■ **Source material**
--- BEGIN ---
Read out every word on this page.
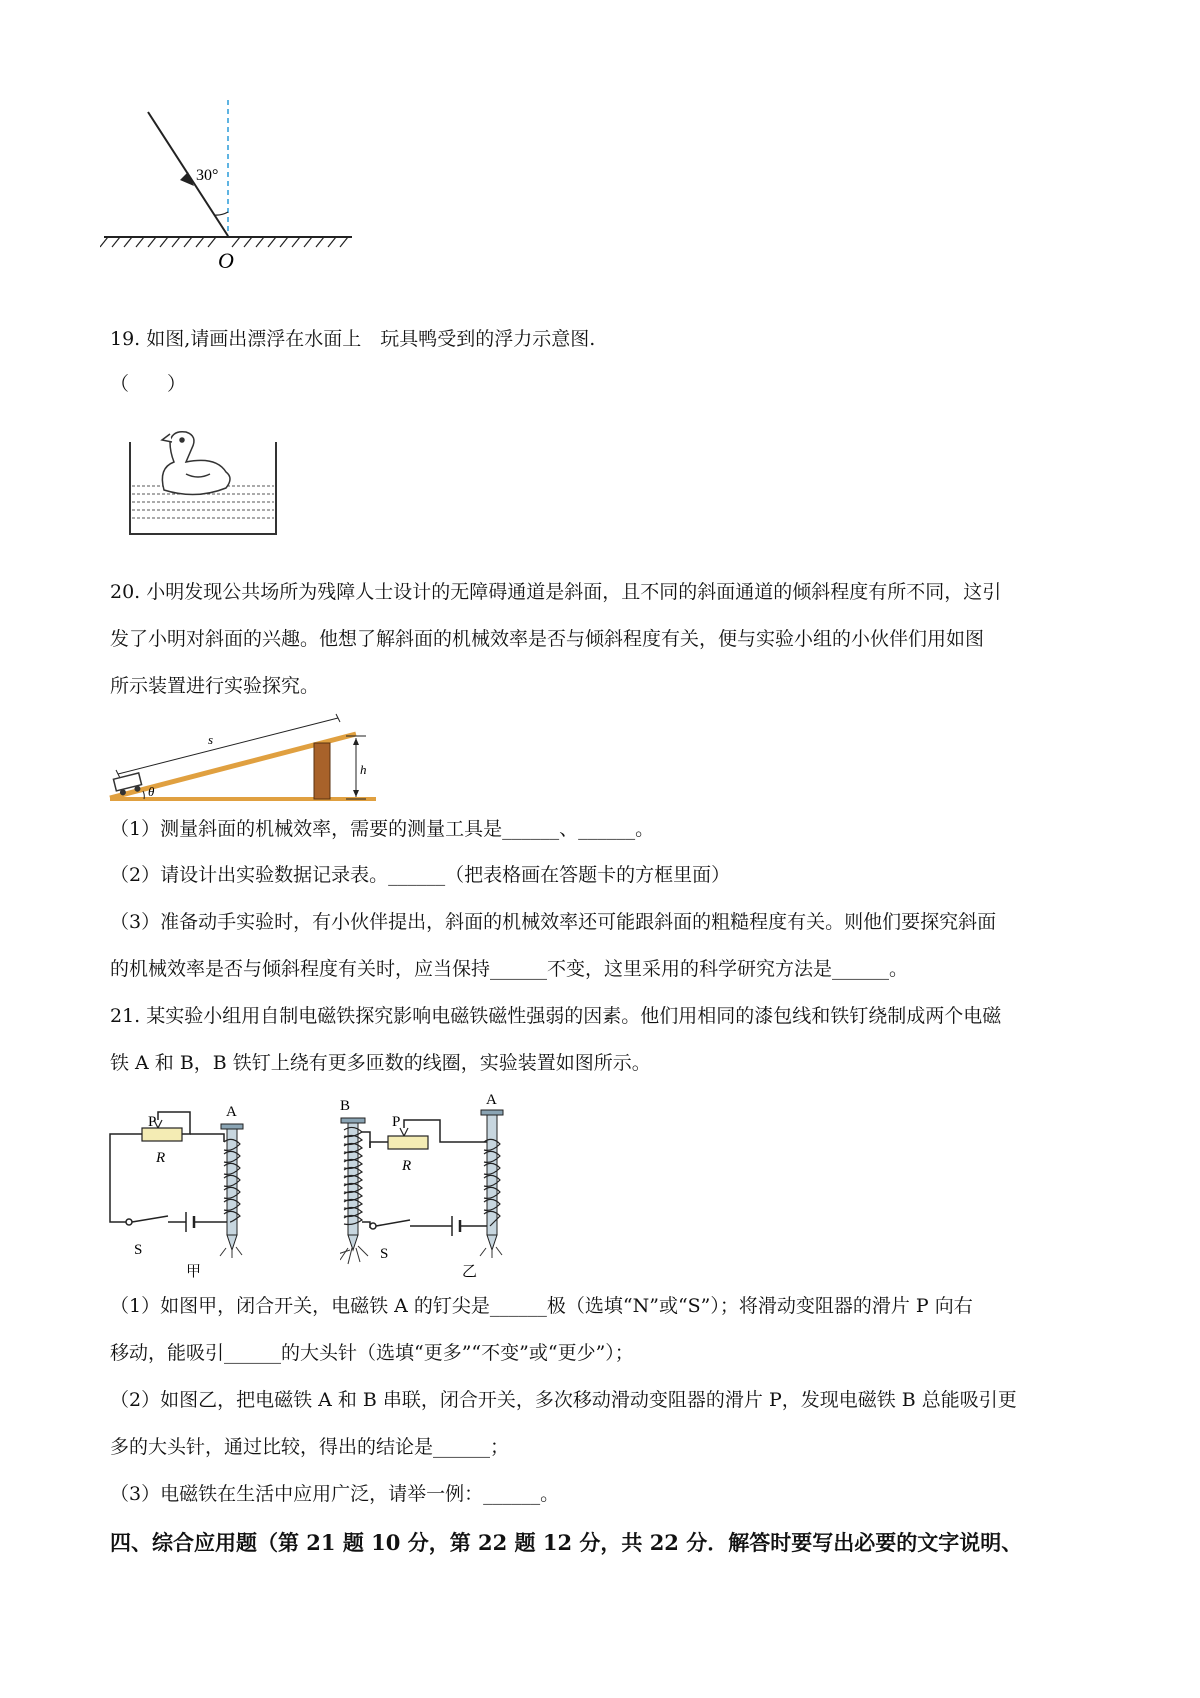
30°
O
19. 如图,请画出漂浮在水面上　玩具鸭受到的浮力示意图.
（　　）
20. 小明发现公共场所为残障人士设计的无障碍通道是斜面，且不同的斜面通道的倾斜程度有所不同，这引
发了小明对斜面的兴趣。他想了解斜面的机械效率是否与倾斜程度有关，便与实验小组的小伙伴们用如图
所示装置进行实验探究。
s
h
θ
（1）测量斜面的机械效率，需要的测量工具是______、______。
（2）请设计出实验数据记录表。______（把表格画在答题卡的方框里面）
（3）准备动手实验时，有小伙伴提出，斜面的机械效率还可能跟斜面的粗糙程度有关。则他们要探究斜面
的机械效率是否与倾斜程度有关时，应当保持______不变，这里采用的科学研究方法是______。
21. 某实验小组用自制电磁铁探究影响电磁铁磁性强弱的因素。他们用相同的漆包线和铁钉绕制成两个电磁
铁 A 和 B，B 铁钉上绕有更多匝数的线圈，实验装置如图所示。
P
R
A
S
甲
B
P
R
A
S
乙
（1）如图甲，闭合开关，电磁铁 A 的钉尖是______极（选填“N”或“S”）；将滑动变阻器的滑片 P 向右
移动，能吸引______的大头针（选填“更多”“不变”或“更少”）；
（2）如图乙，把电磁铁 A 和 B 串联，闭合开关，多次移动滑动变阻器的滑片 P，发现电磁铁 B 总能吸引更
多的大头针，通过比较，得出的结论是______；
（3）电磁铁在生活中应用广泛，请举一例：______。
四、综合应用题（第 21 题 10 分，第 22 题 12 分，共 22 分．解答时要写出必要的文字说明、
--- END ---
■ **Direction**
Exclude all images and restate the records above word for word.

■ **Correct output**
Read out every word on this page.
30°
O
19. 如图,请画出漂浮在水面上　玩具鸭受到的浮力示意图.
（　　）
20. 小明发现公共场所为残障人士设计的无障碍通道是斜面，且不同的斜面通道的倾斜程度有所不同，这引
发了小明对斜面的兴趣。他想了解斜面的机械效率是否与倾斜程度有关，便与实验小组的小伙伴们用如图
所示装置进行实验探究。
s
h
θ
（1）测量斜面的机械效率，需要的测量工具是______、______。
（2）请设计出实验数据记录表。______（把表格画在答题卡的方框里面）
（3）准备动手实验时，有小伙伴提出，斜面的机械效率还可能跟斜面的粗糙程度有关。则他们要探究斜面
的机械效率是否与倾斜程度有关时，应当保持______不变，这里采用的科学研究方法是______。
21. 某实验小组用自制电磁铁探究影响电磁铁磁性强弱的因素。他们用相同的漆包线和铁钉绕制成两个电磁
铁 A 和 B，B 铁钉上绕有更多匝数的线圈，实验装置如图所示。
P
R
A
S
甲
B
P
R
A
S
乙
（1）如图甲，闭合开关，电磁铁 A 的钉尖是______极（选填“N”或“S”）；将滑动变阻器的滑片 P 向右
移动，能吸引______的大头针（选填“更多”“不变”或“更少”）；
（2）如图乙，把电磁铁 A 和 B 串联，闭合开关，多次移动滑动变阻器的滑片 P，发现电磁铁 B 总能吸引更
多的大头针，通过比较，得出的结论是______；
（3）电磁铁在生活中应用广泛，请举一例：______。
四、综合应用题（第 21 题 10 分，第 22 题 12 分，共 22 分．解答时要写出必要的文字说明、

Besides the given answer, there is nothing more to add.